TASK PROMPT: Find the lines holding "What" and copy them.

Raw records:
[Start]
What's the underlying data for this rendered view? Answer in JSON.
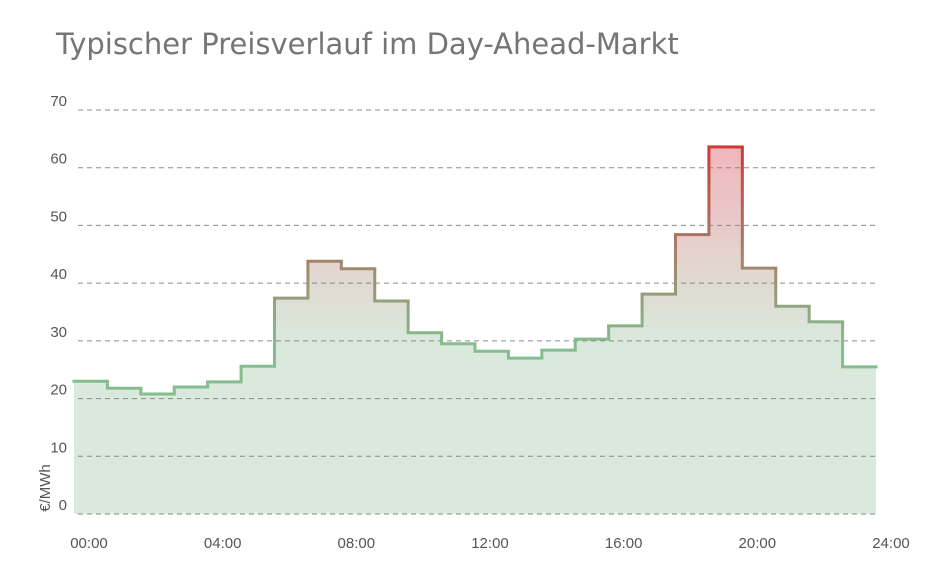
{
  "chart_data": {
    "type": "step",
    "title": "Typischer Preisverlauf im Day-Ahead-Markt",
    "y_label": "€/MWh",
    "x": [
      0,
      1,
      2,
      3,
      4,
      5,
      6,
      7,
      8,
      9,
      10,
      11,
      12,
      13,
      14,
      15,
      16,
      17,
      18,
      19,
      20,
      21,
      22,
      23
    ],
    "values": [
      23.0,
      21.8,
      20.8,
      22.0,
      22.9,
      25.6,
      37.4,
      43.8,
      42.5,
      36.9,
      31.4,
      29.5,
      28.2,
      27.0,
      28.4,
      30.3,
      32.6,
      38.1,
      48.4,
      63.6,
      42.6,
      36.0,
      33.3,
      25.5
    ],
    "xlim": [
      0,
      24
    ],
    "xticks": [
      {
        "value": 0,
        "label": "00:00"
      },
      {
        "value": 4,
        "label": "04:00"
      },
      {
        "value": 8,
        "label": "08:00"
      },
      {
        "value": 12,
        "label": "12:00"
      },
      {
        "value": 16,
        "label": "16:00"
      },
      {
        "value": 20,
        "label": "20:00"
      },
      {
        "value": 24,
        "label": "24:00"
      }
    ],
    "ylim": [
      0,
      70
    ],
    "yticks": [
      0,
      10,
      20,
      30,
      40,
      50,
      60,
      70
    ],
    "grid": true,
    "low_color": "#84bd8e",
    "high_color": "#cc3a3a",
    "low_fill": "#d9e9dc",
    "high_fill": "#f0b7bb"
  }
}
[End]
[Start]
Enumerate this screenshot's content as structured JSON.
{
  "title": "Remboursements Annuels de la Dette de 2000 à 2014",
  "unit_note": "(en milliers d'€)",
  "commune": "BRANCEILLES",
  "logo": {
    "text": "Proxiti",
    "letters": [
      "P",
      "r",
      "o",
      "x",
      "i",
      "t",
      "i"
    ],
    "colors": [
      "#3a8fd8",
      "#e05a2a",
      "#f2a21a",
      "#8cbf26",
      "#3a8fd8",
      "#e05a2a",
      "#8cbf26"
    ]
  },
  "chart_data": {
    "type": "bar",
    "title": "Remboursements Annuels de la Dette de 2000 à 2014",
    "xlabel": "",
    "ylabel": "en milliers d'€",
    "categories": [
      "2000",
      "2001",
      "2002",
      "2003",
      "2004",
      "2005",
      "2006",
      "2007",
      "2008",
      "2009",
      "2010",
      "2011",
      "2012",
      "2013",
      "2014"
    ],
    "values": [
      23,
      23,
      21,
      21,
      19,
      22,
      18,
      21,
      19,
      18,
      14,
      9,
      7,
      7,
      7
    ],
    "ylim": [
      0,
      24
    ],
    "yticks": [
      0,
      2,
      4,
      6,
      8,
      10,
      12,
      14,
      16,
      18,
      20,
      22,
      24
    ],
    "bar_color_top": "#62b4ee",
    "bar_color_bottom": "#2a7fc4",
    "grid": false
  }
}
[End]
[Start]
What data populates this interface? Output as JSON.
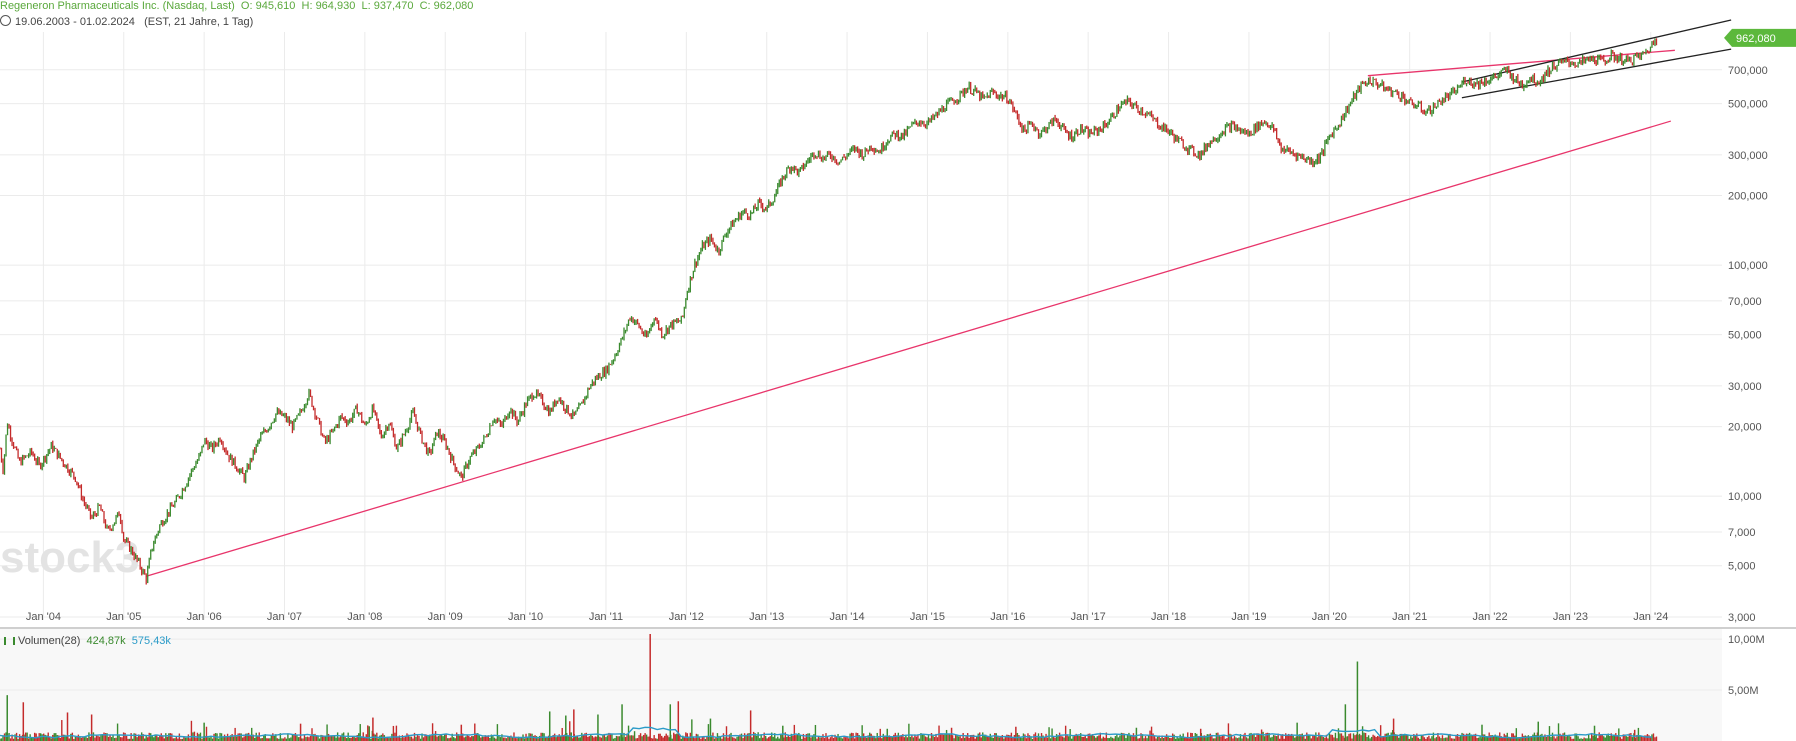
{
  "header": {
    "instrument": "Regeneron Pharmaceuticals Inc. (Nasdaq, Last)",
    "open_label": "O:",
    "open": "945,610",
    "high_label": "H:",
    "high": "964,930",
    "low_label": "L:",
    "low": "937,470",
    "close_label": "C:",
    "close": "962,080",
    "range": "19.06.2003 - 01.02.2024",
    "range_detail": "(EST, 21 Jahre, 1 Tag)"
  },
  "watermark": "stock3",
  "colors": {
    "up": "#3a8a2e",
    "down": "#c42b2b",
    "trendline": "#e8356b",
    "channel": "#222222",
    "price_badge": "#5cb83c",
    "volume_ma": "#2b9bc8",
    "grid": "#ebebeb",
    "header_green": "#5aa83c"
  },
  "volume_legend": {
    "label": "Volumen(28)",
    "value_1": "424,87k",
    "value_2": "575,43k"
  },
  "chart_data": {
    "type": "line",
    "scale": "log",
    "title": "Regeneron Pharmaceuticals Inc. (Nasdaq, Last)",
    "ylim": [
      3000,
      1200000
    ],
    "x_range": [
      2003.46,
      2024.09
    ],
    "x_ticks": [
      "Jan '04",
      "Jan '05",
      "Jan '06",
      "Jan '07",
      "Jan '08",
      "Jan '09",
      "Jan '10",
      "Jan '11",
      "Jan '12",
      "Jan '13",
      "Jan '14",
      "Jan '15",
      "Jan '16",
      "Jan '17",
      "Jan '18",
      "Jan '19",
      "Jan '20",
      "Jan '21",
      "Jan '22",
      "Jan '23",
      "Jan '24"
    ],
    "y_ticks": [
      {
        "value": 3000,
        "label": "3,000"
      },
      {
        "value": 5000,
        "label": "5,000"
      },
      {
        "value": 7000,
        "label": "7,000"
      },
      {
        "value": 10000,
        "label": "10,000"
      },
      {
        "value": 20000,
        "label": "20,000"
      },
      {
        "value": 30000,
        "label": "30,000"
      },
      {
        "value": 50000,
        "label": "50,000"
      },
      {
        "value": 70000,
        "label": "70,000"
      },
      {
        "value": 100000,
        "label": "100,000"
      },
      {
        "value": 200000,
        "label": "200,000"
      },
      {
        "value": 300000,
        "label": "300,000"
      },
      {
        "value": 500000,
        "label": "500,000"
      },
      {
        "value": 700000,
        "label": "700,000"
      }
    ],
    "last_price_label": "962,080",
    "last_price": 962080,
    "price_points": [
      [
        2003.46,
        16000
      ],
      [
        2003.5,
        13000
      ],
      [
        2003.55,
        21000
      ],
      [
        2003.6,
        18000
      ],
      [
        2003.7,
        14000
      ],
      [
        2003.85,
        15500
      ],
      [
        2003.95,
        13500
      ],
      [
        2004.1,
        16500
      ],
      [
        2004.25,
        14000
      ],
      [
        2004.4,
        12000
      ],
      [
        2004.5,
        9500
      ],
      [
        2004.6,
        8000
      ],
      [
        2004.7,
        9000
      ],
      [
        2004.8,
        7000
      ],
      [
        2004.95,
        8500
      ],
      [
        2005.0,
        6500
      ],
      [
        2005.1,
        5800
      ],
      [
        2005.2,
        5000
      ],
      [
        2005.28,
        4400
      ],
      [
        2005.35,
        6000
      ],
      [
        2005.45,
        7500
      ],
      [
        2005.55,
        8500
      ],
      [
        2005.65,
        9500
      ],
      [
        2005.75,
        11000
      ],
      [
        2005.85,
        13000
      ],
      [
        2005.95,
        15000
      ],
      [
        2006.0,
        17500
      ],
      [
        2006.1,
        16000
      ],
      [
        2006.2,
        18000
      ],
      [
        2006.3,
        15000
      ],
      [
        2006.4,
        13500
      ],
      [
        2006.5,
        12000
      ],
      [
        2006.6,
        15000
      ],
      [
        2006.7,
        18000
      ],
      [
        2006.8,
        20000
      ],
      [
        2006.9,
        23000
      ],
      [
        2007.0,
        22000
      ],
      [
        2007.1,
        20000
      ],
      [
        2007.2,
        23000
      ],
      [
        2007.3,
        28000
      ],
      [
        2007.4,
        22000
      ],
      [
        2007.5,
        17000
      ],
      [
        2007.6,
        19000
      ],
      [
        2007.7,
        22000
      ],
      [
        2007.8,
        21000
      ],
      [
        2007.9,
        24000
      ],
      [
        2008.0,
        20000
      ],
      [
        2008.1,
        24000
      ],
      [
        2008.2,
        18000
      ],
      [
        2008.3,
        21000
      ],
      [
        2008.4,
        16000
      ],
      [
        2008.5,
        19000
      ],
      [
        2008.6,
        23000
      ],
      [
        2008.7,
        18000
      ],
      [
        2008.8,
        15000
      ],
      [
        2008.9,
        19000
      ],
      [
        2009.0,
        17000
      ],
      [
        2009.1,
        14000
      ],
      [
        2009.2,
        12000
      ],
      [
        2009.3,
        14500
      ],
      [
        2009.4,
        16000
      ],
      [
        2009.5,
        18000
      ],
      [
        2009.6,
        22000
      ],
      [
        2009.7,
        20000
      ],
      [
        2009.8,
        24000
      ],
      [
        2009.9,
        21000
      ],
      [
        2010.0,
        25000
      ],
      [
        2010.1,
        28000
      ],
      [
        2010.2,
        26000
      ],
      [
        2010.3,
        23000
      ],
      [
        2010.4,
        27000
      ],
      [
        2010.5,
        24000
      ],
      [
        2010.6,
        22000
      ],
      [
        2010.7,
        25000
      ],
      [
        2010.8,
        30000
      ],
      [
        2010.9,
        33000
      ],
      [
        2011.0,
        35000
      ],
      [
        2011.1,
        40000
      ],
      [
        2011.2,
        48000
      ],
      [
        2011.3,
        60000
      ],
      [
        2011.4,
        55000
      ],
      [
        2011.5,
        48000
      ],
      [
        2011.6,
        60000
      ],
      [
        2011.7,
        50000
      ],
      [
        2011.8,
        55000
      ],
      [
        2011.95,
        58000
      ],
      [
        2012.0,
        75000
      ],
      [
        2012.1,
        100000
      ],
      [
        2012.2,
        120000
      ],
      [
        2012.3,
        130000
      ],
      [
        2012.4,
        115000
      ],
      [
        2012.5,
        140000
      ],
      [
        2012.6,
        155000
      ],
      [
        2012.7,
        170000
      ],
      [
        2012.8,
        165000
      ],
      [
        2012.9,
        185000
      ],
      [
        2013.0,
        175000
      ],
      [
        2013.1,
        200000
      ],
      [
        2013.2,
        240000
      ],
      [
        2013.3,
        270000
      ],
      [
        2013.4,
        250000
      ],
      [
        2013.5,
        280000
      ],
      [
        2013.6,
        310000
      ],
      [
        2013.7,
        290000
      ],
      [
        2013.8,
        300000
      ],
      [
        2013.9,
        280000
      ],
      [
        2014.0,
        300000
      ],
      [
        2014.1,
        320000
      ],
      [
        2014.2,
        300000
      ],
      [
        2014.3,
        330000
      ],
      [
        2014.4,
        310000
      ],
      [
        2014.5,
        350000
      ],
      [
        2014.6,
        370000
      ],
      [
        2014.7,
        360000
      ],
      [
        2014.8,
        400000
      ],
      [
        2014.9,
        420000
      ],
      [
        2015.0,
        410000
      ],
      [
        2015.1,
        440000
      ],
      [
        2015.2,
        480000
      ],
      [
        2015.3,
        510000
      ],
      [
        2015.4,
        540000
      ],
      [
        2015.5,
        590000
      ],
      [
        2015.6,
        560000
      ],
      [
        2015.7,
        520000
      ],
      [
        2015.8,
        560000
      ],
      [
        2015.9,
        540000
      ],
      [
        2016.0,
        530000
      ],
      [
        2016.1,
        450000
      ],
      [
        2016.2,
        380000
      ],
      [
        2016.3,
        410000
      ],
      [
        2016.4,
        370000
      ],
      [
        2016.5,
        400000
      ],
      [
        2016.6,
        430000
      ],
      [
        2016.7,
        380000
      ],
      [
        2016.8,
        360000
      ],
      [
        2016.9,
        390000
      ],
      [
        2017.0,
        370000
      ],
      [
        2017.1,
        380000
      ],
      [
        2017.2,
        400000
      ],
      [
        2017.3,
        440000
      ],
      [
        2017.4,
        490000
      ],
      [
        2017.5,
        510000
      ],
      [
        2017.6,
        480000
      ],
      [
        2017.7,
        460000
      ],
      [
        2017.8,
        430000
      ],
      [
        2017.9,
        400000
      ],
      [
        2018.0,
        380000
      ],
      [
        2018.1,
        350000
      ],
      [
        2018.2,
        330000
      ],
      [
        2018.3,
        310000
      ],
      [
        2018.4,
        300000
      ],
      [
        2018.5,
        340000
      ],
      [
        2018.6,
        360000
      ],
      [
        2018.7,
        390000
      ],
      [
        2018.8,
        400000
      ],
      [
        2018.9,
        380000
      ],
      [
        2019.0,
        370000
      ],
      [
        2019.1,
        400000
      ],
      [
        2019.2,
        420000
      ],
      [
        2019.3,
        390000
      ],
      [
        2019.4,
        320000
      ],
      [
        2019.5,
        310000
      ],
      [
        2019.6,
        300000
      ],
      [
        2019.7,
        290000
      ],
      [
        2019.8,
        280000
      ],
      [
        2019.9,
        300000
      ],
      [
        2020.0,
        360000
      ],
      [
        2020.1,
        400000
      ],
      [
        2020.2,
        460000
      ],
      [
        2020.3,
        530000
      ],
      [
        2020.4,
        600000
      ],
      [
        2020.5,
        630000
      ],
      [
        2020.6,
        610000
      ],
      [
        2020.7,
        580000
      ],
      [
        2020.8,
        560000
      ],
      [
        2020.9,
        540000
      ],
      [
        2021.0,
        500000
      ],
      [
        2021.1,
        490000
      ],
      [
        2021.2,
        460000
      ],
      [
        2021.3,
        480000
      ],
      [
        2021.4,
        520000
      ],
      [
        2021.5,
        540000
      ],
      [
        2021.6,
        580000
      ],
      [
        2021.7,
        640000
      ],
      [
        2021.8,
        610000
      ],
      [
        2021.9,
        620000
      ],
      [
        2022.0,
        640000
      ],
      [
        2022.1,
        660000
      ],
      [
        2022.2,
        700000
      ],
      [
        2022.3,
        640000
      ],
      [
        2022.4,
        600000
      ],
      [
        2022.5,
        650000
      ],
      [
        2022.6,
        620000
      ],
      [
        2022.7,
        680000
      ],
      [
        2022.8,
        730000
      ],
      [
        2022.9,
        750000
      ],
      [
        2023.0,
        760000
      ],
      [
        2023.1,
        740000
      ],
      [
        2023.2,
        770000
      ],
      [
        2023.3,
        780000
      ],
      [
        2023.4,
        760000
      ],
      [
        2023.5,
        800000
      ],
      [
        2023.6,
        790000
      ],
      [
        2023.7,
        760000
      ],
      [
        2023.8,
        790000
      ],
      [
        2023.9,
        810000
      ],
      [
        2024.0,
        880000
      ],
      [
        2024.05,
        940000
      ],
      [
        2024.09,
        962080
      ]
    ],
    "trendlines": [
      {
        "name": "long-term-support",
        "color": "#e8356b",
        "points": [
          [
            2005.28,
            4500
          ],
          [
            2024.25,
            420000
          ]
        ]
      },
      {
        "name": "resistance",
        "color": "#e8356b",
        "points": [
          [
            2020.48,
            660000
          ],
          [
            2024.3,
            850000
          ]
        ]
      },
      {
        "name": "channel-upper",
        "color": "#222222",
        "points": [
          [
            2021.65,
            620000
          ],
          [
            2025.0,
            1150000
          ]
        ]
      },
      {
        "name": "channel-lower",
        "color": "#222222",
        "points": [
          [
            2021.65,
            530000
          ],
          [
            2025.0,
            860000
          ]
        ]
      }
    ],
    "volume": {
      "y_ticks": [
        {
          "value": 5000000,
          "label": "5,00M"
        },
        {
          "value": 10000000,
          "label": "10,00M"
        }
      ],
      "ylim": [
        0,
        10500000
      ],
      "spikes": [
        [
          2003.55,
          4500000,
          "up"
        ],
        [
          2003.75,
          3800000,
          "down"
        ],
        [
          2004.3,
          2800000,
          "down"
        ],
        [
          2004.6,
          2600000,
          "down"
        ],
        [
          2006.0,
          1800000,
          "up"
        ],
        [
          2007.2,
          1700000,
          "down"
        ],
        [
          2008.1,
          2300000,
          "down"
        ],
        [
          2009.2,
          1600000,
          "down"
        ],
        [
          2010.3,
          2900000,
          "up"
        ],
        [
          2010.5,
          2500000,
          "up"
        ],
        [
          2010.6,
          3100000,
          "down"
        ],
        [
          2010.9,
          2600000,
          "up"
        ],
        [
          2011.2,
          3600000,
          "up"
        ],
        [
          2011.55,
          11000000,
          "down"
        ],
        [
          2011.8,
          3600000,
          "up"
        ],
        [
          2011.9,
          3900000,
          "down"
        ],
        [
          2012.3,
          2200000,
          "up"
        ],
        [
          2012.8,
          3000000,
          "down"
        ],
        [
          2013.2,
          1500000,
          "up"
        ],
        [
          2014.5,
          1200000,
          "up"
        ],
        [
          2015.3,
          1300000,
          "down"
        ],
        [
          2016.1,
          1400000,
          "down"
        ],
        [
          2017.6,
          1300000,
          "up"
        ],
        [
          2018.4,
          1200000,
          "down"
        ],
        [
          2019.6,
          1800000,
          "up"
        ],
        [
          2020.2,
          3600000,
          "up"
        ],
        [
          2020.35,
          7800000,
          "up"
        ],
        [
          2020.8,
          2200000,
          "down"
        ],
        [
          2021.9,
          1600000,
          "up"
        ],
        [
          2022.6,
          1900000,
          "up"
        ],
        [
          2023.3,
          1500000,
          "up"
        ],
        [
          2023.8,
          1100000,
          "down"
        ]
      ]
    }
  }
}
[End]
CORRECT ANSWER:
What's the underlying data for this rendered view? Answer in JSON.
What data populates this interface? Output as JSON.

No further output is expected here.